> _Written task_
Repeat, exactly and completely, the entries shown underneath.

> _Recorded information_
>>>

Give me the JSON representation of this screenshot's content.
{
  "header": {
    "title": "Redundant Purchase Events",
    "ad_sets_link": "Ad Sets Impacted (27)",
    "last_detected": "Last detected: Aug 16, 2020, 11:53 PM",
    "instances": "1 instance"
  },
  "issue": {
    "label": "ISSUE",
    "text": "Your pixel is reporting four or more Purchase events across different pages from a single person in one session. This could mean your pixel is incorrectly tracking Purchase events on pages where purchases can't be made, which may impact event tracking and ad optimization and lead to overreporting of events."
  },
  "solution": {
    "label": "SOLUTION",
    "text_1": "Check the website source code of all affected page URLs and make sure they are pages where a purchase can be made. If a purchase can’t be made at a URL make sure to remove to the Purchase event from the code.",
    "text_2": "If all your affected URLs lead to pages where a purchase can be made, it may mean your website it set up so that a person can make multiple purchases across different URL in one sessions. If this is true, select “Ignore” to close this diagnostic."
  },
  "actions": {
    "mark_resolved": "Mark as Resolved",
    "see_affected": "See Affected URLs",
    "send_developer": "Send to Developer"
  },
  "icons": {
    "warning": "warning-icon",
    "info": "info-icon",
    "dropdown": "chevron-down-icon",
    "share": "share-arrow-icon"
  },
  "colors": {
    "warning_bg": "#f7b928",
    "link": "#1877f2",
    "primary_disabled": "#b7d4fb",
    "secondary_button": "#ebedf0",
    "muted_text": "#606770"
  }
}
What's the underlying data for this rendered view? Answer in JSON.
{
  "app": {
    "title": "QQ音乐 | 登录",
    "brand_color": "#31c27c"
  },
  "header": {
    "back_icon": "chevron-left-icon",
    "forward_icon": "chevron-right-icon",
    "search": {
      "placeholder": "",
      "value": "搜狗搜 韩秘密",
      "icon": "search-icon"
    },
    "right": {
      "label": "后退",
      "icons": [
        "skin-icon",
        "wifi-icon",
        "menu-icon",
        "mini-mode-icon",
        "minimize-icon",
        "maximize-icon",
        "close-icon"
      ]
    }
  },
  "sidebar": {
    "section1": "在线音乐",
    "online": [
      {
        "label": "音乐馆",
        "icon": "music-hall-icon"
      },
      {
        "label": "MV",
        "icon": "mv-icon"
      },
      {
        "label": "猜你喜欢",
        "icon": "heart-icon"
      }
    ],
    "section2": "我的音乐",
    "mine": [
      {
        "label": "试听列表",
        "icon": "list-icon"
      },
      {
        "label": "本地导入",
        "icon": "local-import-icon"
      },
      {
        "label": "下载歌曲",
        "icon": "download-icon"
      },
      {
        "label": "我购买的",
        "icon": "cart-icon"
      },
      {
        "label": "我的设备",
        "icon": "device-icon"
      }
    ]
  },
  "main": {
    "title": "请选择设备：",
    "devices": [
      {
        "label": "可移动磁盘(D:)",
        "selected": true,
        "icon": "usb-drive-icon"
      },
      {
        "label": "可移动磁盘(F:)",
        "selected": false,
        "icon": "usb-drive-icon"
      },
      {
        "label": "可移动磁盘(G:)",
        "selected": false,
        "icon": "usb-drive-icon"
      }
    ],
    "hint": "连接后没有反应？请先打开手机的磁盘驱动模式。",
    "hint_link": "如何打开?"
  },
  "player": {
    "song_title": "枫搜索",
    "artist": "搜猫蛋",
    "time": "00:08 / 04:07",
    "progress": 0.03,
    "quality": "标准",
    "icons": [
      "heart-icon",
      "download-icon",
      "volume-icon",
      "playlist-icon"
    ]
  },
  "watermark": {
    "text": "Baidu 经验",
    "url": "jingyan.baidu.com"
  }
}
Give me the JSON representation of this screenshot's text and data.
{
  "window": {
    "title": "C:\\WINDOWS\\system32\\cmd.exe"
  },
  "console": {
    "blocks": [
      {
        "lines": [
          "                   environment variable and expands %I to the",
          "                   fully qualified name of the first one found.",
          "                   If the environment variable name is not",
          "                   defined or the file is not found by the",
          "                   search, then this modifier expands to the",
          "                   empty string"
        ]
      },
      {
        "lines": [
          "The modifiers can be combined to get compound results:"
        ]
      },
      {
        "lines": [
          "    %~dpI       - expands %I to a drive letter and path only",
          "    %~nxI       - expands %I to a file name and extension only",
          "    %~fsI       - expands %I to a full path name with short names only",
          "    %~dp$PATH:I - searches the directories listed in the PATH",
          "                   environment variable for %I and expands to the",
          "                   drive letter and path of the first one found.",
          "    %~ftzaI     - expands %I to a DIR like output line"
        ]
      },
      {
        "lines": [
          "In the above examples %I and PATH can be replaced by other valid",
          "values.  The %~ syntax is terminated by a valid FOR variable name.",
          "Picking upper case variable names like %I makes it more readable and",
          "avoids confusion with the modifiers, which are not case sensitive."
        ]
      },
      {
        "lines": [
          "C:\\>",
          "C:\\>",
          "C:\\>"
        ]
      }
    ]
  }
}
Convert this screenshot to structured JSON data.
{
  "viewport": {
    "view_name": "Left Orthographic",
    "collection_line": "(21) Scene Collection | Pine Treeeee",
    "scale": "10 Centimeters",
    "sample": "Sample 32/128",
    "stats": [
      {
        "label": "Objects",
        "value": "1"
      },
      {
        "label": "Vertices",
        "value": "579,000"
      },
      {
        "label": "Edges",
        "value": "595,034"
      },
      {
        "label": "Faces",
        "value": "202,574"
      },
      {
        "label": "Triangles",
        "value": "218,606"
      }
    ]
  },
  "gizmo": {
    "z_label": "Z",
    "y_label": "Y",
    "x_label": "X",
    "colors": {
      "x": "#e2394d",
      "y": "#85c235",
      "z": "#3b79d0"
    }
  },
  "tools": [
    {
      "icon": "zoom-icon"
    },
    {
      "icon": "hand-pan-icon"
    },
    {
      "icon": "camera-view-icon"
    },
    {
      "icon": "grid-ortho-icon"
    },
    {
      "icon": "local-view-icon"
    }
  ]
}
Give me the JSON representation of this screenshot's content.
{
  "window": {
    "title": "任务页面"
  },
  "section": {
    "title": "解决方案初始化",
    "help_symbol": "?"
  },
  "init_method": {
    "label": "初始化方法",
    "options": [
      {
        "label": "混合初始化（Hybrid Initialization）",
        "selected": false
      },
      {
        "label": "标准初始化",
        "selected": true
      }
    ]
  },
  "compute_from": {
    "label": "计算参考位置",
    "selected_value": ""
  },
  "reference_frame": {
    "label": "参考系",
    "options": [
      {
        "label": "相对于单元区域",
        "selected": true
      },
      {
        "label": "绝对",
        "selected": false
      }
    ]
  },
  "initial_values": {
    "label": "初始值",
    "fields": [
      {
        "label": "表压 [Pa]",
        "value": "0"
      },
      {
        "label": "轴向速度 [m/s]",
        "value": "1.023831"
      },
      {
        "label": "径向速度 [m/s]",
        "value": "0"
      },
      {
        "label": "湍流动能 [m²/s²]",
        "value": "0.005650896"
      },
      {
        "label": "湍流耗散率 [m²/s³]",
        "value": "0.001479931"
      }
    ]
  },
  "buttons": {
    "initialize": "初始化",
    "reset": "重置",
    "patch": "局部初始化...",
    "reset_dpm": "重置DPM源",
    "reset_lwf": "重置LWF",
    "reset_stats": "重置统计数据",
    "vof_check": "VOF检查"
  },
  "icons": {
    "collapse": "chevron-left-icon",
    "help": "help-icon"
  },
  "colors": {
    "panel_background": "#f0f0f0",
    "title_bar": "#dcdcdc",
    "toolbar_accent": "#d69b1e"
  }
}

<<<

> _Exercise response_
Give me the JSON representation of this screenshot's content.
{
  "header": {
    "title": "Redundant Purchase Events",
    "ad_sets_link": "Ad Sets Impacted (27)",
    "last_detected": "Last detected: Aug 16, 2020, 11:53 PM",
    "instances": "1 instance"
  },
  "issue": {
    "label": "ISSUE",
    "text": "Your pixel is reporting four or more Purchase events across different pages from a single person in one session. This could mean your pixel is incorrectly tracking Purchase events on pages where purchases can't be made, which may impact event tracking and ad optimization and lead to overreporting of events."
  },
  "solution": {
    "label": "SOLUTION",
    "text_1": "Check the website source code of all affected page URLs and make sure they are pages where a purchase can be made. If a purchase can’t be made at a URL make sure to remove to the Purchase event from the code.",
    "text_2": "If all your affected URLs lead to pages where a purchase can be made, it may mean your website it set up so that a person can make multiple purchases across different URL in one sessions. If this is true, select “Ignore” to close this diagnostic."
  },
  "actions": {
    "mark_resolved": "Mark as Resolved",
    "see_affected": "See Affected URLs",
    "send_developer": "Send to Developer"
  },
  "icons": {
    "warning": "warning-icon",
    "info": "info-icon",
    "dropdown": "chevron-down-icon",
    "share": "share-arrow-icon"
  },
  "colors": {
    "warning_bg": "#f7b928",
    "link": "#1877f2",
    "primary_disabled": "#b7d4fb",
    "secondary_button": "#ebedf0",
    "muted_text": "#606770"
  }
}
What's the underlying data for this rendered view? Answer in JSON.
{
  "app": {
    "title": "QQ音乐 | 登录",
    "brand_color": "#31c27c"
  },
  "header": {
    "back_icon": "chevron-left-icon",
    "forward_icon": "chevron-right-icon",
    "search": {
      "placeholder": "",
      "value": "搜狗搜 韩秘密",
      "icon": "search-icon"
    },
    "right": {
      "label": "后退",
      "icons": [
        "skin-icon",
        "wifi-icon",
        "menu-icon",
        "mini-mode-icon",
        "minimize-icon",
        "maximize-icon",
        "close-icon"
      ]
    }
  },
  "sidebar": {
    "section1": "在线音乐",
    "online": [
      {
        "label": "音乐馆",
        "icon": "music-hall-icon"
      },
      {
        "label": "MV",
        "icon": "mv-icon"
      },
      {
        "label": "猜你喜欢",
        "icon": "heart-icon"
      }
    ],
    "section2": "我的音乐",
    "mine": [
      {
        "label": "试听列表",
        "icon": "list-icon"
      },
      {
        "label": "本地导入",
        "icon": "local-import-icon"
      },
      {
        "label": "下载歌曲",
        "icon": "download-icon"
      },
      {
        "label": "我购买的",
        "icon": "cart-icon"
      },
      {
        "label": "我的设备",
        "icon": "device-icon"
      }
    ]
  },
  "main": {
    "title": "请选择设备：",
    "devices": [
      {
        "label": "可移动磁盘(D:)",
        "selected": true,
        "icon": "usb-drive-icon"
      },
      {
        "label": "可移动磁盘(F:)",
        "selected": false,
        "icon": "usb-drive-icon"
      },
      {
        "label": "可移动磁盘(G:)",
        "selected": false,
        "icon": "usb-drive-icon"
      }
    ],
    "hint": "连接后没有反应？请先打开手机的磁盘驱动模式。",
    "hint_link": "如何打开?"
  },
  "player": {
    "song_title": "枫搜索",
    "artist": "搜猫蛋",
    "time": "00:08 / 04:07",
    "progress": 0.03,
    "quality": "标准",
    "icons": [
      "heart-icon",
      "download-icon",
      "volume-icon",
      "playlist-icon"
    ]
  },
  "watermark": {
    "text": "Baidu 经验",
    "url": "jingyan.baidu.com"
  }
}
Give me the JSON representation of this screenshot's text and data.
{
  "window": {
    "title": "C:\\WINDOWS\\system32\\cmd.exe"
  },
  "console": {
    "blocks": [
      {
        "lines": [
          "                   environment variable and expands %I to the",
          "                   fully qualified name of the first one found.",
          "                   If the environment variable name is not",
          "                   defined or the file is not found by the",
          "                   search, then this modifier expands to the",
          "                   empty string"
        ]
      },
      {
        "lines": [
          "The modifiers can be combined to get compound results:"
        ]
      },
      {
        "lines": [
          "    %~dpI       - expands %I to a drive letter and path only",
          "    %~nxI       - expands %I to a file name and extension only",
          "    %~fsI       - expands %I to a full path name with short names only",
          "    %~dp$PATH:I - searches the directories listed in the PATH",
          "                   environment variable for %I and expands to the",
          "                   drive letter and path of the first one found.",
          "    %~ftzaI     - expands %I to a DIR like output line"
        ]
      },
      {
        "lines": [
          "In the above examples %I and PATH can be replaced by other valid",
          "values.  The %~ syntax is terminated by a valid FOR variable name.",
          "Picking upper case variable names like %I makes it more readable and",
          "avoids confusion with the modifiers, which are not case sensitive."
        ]
      },
      {
        "lines": [
          "C:\\>",
          "C:\\>",
          "C:\\>"
        ]
      }
    ]
  }
}
Convert this screenshot to structured JSON data.
{
  "viewport": {
    "view_name": "Left Orthographic",
    "collection_line": "(21) Scene Collection | Pine Treeeee",
    "scale": "10 Centimeters",
    "sample": "Sample 32/128",
    "stats": [
      {
        "label": "Objects",
        "value": "1"
      },
      {
        "label": "Vertices",
        "value": "579,000"
      },
      {
        "label": "Edges",
        "value": "595,034"
      },
      {
        "label": "Faces",
        "value": "202,574"
      },
      {
        "label": "Triangles",
        "value": "218,606"
      }
    ]
  },
  "gizmo": {
    "z_label": "Z",
    "y_label": "Y",
    "x_label": "X",
    "colors": {
      "x": "#e2394d",
      "y": "#85c235",
      "z": "#3b79d0"
    }
  },
  "tools": [
    {
      "icon": "zoom-icon"
    },
    {
      "icon": "hand-pan-icon"
    },
    {
      "icon": "camera-view-icon"
    },
    {
      "icon": "grid-ortho-icon"
    },
    {
      "icon": "local-view-icon"
    }
  ]
}
Give me the JSON representation of this screenshot's content.
{
  "window": {
    "title": "任务页面"
  },
  "section": {
    "title": "解决方案初始化",
    "help_symbol": "?"
  },
  "init_method": {
    "label": "初始化方法",
    "options": [
      {
        "label": "混合初始化（Hybrid Initialization）",
        "selected": false
      },
      {
        "label": "标准初始化",
        "selected": true
      }
    ]
  },
  "compute_from": {
    "label": "计算参考位置",
    "selected_value": ""
  },
  "reference_frame": {
    "label": "参考系",
    "options": [
      {
        "label": "相对于单元区域",
        "selected": true
      },
      {
        "label": "绝对",
        "selected": false
      }
    ]
  },
  "initial_values": {
    "label": "初始值",
    "fields": [
      {
        "label": "表压 [Pa]",
        "value": "0"
      },
      {
        "label": "轴向速度 [m/s]",
        "value": "1.023831"
      },
      {
        "label": "径向速度 [m/s]",
        "value": "0"
      },
      {
        "label": "湍流动能 [m²/s²]",
        "value": "0.005650896"
      },
      {
        "label": "湍流耗散率 [m²/s³]",
        "value": "0.001479931"
      }
    ]
  },
  "buttons": {
    "initialize": "初始化",
    "reset": "重置",
    "patch": "局部初始化...",
    "reset_dpm": "重置DPM源",
    "reset_lwf": "重置LWF",
    "reset_stats": "重置统计数据",
    "vof_check": "VOF检查"
  },
  "icons": {
    "collapse": "chevron-left-icon",
    "help": "help-icon"
  },
  "colors": {
    "panel_background": "#f0f0f0",
    "title_bar": "#dcdcdc",
    "toolbar_accent": "#d69b1e"
  }
}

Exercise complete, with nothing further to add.